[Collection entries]
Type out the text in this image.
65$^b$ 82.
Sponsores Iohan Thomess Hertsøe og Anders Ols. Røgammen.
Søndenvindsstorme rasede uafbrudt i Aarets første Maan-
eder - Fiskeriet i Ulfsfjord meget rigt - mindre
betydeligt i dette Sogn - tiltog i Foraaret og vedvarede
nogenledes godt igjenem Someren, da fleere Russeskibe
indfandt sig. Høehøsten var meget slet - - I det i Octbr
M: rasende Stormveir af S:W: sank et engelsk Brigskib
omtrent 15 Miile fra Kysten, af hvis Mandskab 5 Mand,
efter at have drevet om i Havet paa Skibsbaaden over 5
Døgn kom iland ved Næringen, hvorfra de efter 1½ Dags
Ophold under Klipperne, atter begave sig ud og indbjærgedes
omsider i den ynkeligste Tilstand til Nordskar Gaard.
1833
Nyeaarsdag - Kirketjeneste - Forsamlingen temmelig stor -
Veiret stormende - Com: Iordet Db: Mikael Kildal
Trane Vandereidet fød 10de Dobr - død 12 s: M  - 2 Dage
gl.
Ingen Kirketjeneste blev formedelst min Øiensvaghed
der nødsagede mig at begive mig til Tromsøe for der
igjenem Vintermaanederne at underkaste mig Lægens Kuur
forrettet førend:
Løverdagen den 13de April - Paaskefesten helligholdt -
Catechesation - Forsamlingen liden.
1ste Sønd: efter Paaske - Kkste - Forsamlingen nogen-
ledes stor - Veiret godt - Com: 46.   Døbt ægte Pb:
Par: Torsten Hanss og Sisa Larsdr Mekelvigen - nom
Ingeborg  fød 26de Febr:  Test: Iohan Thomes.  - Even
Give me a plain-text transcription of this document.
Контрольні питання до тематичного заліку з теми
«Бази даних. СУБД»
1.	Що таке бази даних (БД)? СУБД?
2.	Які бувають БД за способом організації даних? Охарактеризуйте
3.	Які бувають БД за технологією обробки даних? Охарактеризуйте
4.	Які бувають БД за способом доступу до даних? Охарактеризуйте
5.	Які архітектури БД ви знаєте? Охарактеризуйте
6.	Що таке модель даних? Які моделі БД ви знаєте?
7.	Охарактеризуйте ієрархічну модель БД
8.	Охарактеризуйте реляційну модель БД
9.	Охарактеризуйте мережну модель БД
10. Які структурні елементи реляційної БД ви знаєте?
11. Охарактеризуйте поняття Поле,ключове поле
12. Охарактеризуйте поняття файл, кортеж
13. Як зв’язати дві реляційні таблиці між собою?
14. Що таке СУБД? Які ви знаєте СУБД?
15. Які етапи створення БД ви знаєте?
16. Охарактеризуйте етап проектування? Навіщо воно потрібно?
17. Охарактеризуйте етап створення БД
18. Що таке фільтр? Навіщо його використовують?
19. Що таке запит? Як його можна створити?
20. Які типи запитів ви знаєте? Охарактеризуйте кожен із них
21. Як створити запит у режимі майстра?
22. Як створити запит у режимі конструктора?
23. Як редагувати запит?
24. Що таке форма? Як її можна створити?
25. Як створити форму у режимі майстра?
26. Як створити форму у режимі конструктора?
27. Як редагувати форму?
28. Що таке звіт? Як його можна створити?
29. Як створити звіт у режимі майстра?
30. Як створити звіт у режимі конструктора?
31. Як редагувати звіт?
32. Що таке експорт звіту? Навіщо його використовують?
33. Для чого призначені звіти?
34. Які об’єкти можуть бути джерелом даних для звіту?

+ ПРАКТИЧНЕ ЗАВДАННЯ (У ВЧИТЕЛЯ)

### [THE PROBLEM]
For this exercise, gather every line of the data that contains the word "створення".

### [REPLY]
15. Які етапи створення БД ви знаєте?
17. Охарактеризуйте етап створення БД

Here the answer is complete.